▶ Task details: Search the listing below for the string "text" and copy every line where it occurs.

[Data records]
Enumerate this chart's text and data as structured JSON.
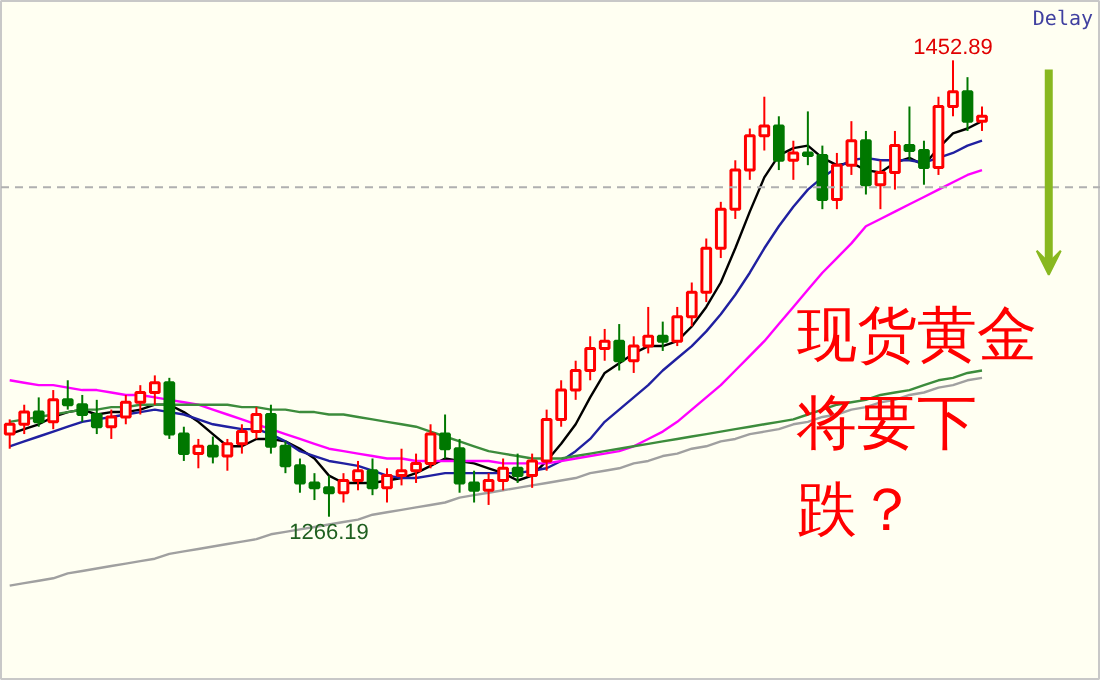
{
  "chart_data": {
    "type": "candlestick",
    "tick_labels": false,
    "categories": [
      null,
      null,
      null,
      null,
      null,
      null,
      null,
      null,
      null,
      null,
      null,
      null,
      null,
      null,
      null,
      null,
      null,
      null,
      null,
      null,
      null,
      null,
      null,
      null,
      null,
      null,
      null,
      null,
      null,
      null,
      null,
      null,
      null,
      null,
      null,
      null,
      null,
      null,
      null,
      null,
      null,
      null,
      null,
      null,
      null,
      null,
      null,
      null,
      null,
      null,
      null,
      null,
      null,
      null,
      null,
      null,
      null,
      null,
      null,
      null,
      null,
      null,
      null,
      null,
      null,
      null,
      null,
      null
    ],
    "ohlc": [
      [
        1300,
        1306,
        1294,
        1304
      ],
      [
        1304,
        1312,
        1300,
        1309
      ],
      [
        1309,
        1315,
        1303,
        1305
      ],
      [
        1305,
        1318,
        1302,
        1314
      ],
      [
        1314,
        1322,
        1310,
        1312
      ],
      [
        1312,
        1316,
        1305,
        1308
      ],
      [
        1308,
        1314,
        1300,
        1303
      ],
      [
        1303,
        1310,
        1298,
        1307
      ],
      [
        1307,
        1316,
        1304,
        1313
      ],
      [
        1313,
        1320,
        1308,
        1317
      ],
      [
        1317,
        1324,
        1312,
        1321
      ],
      [
        1321,
        1323,
        1298,
        1300
      ],
      [
        1300,
        1303,
        1289,
        1292
      ],
      [
        1292,
        1298,
        1286,
        1295
      ],
      [
        1295,
        1299,
        1288,
        1291
      ],
      [
        1291,
        1298,
        1285,
        1296
      ],
      [
        1296,
        1304,
        1292,
        1301
      ],
      [
        1301,
        1311,
        1298,
        1308
      ],
      [
        1308,
        1312,
        1292,
        1295
      ],
      [
        1295,
        1297,
        1284,
        1287
      ],
      [
        1287,
        1290,
        1276,
        1280
      ],
      [
        1280,
        1284,
        1273,
        1278
      ],
      [
        1278,
        1283,
        1266.19,
        1276
      ],
      [
        1276,
        1284,
        1272,
        1281
      ],
      [
        1281,
        1289,
        1277,
        1285
      ],
      [
        1285,
        1290,
        1275,
        1278
      ],
      [
        1278,
        1286,
        1272,
        1283
      ],
      [
        1283,
        1294,
        1279,
        1285
      ],
      [
        1285,
        1292,
        1280,
        1288
      ],
      [
        1288,
        1304,
        1286,
        1300
      ],
      [
        1300,
        1308,
        1290,
        1294
      ],
      [
        1294,
        1298,
        1276,
        1280
      ],
      [
        1280,
        1285,
        1272,
        1277
      ],
      [
        1277,
        1284,
        1271,
        1281
      ],
      [
        1281,
        1290,
        1277,
        1286
      ],
      [
        1286,
        1292,
        1280,
        1283
      ],
      [
        1283,
        1292,
        1278,
        1289
      ],
      [
        1289,
        1310,
        1285,
        1306
      ],
      [
        1306,
        1322,
        1303,
        1318
      ],
      [
        1318,
        1330,
        1314,
        1326
      ],
      [
        1326,
        1340,
        1322,
        1335
      ],
      [
        1335,
        1343,
        1330,
        1338
      ],
      [
        1338,
        1345,
        1326,
        1330
      ],
      [
        1330,
        1340,
        1325,
        1336
      ],
      [
        1336,
        1352,
        1333,
        1340
      ],
      [
        1340,
        1346,
        1334,
        1338
      ],
      [
        1338,
        1352,
        1336,
        1348
      ],
      [
        1348,
        1362,
        1344,
        1358
      ],
      [
        1358,
        1380,
        1354,
        1376
      ],
      [
        1376,
        1395,
        1372,
        1392
      ],
      [
        1392,
        1412,
        1388,
        1408
      ],
      [
        1408,
        1425,
        1404,
        1422
      ],
      [
        1422,
        1438,
        1416,
        1426
      ],
      [
        1426,
        1430,
        1408,
        1412
      ],
      [
        1412,
        1420,
        1404,
        1415
      ],
      [
        1415,
        1432,
        1410,
        1414
      ],
      [
        1414,
        1418,
        1392,
        1396
      ],
      [
        1396,
        1415,
        1392,
        1410
      ],
      [
        1410,
        1428,
        1406,
        1420
      ],
      [
        1420,
        1424,
        1398,
        1402
      ],
      [
        1402,
        1412,
        1392,
        1407
      ],
      [
        1407,
        1424,
        1400,
        1418
      ],
      [
        1418,
        1434,
        1412,
        1416
      ],
      [
        1416,
        1420,
        1402,
        1409
      ],
      [
        1409,
        1438,
        1406,
        1434
      ],
      [
        1434,
        1452.89,
        1430,
        1440
      ],
      [
        1440,
        1446,
        1424,
        1428
      ],
      [
        1428,
        1434,
        1424,
        1430
      ]
    ],
    "colors": [
      "#ff0000",
      "#ff0000",
      "#007800",
      "#ff0000",
      "#007800",
      "#007800",
      "#007800",
      "#ff0000",
      "#ff0000",
      "#ff0000",
      "#ff0000",
      "#007800",
      "#007800",
      "#ff0000",
      "#007800",
      "#ff0000",
      "#ff0000",
      "#ff0000",
      "#007800",
      "#007800",
      "#007800",
      "#007800",
      "#007800",
      "#ff0000",
      "#ff0000",
      "#007800",
      "#ff0000",
      "#ff0000",
      "#ff0000",
      "#ff0000",
      "#007800",
      "#007800",
      "#007800",
      "#ff0000",
      "#ff0000",
      "#007800",
      "#ff0000",
      "#ff0000",
      "#ff0000",
      "#ff0000",
      "#ff0000",
      "#ff0000",
      "#007800",
      "#ff0000",
      "#ff0000",
      "#007800",
      "#ff0000",
      "#ff0000",
      "#ff0000",
      "#ff0000",
      "#ff0000",
      "#ff0000",
      "#ff0000",
      "#007800",
      "#ff0000",
      "#007800",
      "#007800",
      "#ff0000",
      "#ff0000",
      "#007800",
      "#ff0000",
      "#ff0000",
      "#007800",
      "#007800",
      "#ff0000",
      "#ff0000",
      "#007800",
      "#ff0000"
    ],
    "series": [
      {
        "type": "line",
        "color": "#000000",
        "values": [
          1300,
          1302,
          1304,
          1307,
          1309,
          1310,
          1308,
          1309,
          1309,
          1310,
          1312,
          1312,
          1309,
          1305,
          1300,
          1295,
          1295,
          1298,
          1298,
          1297,
          1294,
          1290,
          1283,
          1280,
          1280,
          1280,
          1281,
          1282,
          1284,
          1287,
          1290,
          1289,
          1288,
          1286,
          1284,
          1281,
          1283,
          1289,
          1296,
          1304,
          1315,
          1325,
          1329,
          1333,
          1336,
          1336,
          1338,
          1344,
          1352,
          1362,
          1376,
          1391,
          1405,
          1414,
          1417,
          1418,
          1413,
          1410,
          1411,
          1408,
          1407,
          1411,
          1413,
          1410,
          1417,
          1423,
          1425,
          1428
        ]
      },
      {
        "type": "line",
        "color": "#2020a0",
        "values": [
          1295,
          1297,
          1299,
          1301,
          1303,
          1305,
          1306,
          1307,
          1308,
          1309,
          1310,
          1309,
          1308,
          1306,
          1304,
          1303,
          1302,
          1302,
          1300,
          1297,
          1293,
          1291,
          1289,
          1288,
          1287,
          1285,
          1283,
          1282,
          1282,
          1283,
          1284,
          1284,
          1284,
          1284,
          1284,
          1284,
          1285,
          1286,
          1289,
          1293,
          1298,
          1305,
          1310,
          1315,
          1320,
          1326,
          1331,
          1336,
          1342,
          1349,
          1357,
          1366,
          1376,
          1385,
          1393,
          1400,
          1405,
          1409,
          1412,
          1413,
          1412,
          1412,
          1412,
          1411,
          1413,
          1415,
          1418,
          1420
        ]
      },
      {
        "type": "line",
        "color": "#ff00ff",
        "values": [
          1322,
          1321,
          1320,
          1320,
          1319,
          1318,
          1318,
          1317,
          1316,
          1316,
          1315,
          1314,
          1313,
          1312,
          1310,
          1308,
          1306,
          1304,
          1302,
          1300,
          1298,
          1296,
          1294,
          1293,
          1292,
          1291,
          1290,
          1290,
          1289,
          1289,
          1289,
          1289,
          1289,
          1289,
          1288,
          1288,
          1288,
          1288,
          1289,
          1290,
          1291,
          1292,
          1293,
          1295,
          1298,
          1301,
          1305,
          1310,
          1315,
          1320,
          1326,
          1332,
          1338,
          1345,
          1352,
          1359,
          1366,
          1372,
          1378,
          1385,
          1388,
          1391,
          1394,
          1397,
          1400,
          1403,
          1406,
          1408
        ]
      },
      {
        "type": "line",
        "color": "#3c8c3c",
        "values": [
          1305,
          1306,
          1307,
          1308,
          1309,
          1310,
          1310,
          1311,
          1311,
          1312,
          1312,
          1312,
          1312,
          1312,
          1312,
          1312,
          1311,
          1311,
          1310,
          1310,
          1309,
          1309,
          1308,
          1308,
          1307,
          1306,
          1305,
          1304,
          1303,
          1301,
          1299,
          1297,
          1295,
          1293,
          1292,
          1291,
          1290,
          1290,
          1290,
          1291,
          1292,
          1293,
          1294,
          1295,
          1296,
          1297,
          1298,
          1299,
          1300,
          1301,
          1302,
          1303,
          1304,
          1305,
          1306,
          1308,
          1310,
          1312,
          1313,
          1314,
          1316,
          1317,
          1318,
          1320,
          1322,
          1323,
          1325,
          1326
        ]
      },
      {
        "type": "line",
        "color": "#a0a0a0",
        "values": [
          1238,
          1239,
          1240,
          1241,
          1243,
          1244,
          1245,
          1246,
          1247,
          1248,
          1249,
          1251,
          1252,
          1253,
          1254,
          1255,
          1256,
          1257,
          1259,
          1260,
          1261,
          1262,
          1263,
          1264,
          1265,
          1267,
          1268,
          1269,
          1270,
          1271,
          1272,
          1274,
          1275,
          1276,
          1277,
          1278,
          1279,
          1280,
          1281,
          1282,
          1284,
          1285,
          1286,
          1288,
          1289,
          1291,
          1292,
          1294,
          1295,
          1297,
          1298,
          1300,
          1301,
          1302,
          1304,
          1305,
          1307,
          1308,
          1310,
          1311,
          1313,
          1314,
          1316,
          1317,
          1319,
          1320,
          1322,
          1323
        ]
      }
    ],
    "ref_lines": [
      {
        "axis": "y",
        "value": 1401,
        "color": "#b0b0b0",
        "line_style": "dashed"
      }
    ],
    "annotations": [
      {
        "text": "1452.89",
        "y": 1452.89
      },
      {
        "text": "1266.19",
        "y": 1266.19
      },
      "Delay",
      "现货黄金将要下跌？"
    ]
  }
}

▶ Complete output:
Enumerate this chart's text and data as structured JSON.
        "text": "1452.89",
        "text": "1266.19",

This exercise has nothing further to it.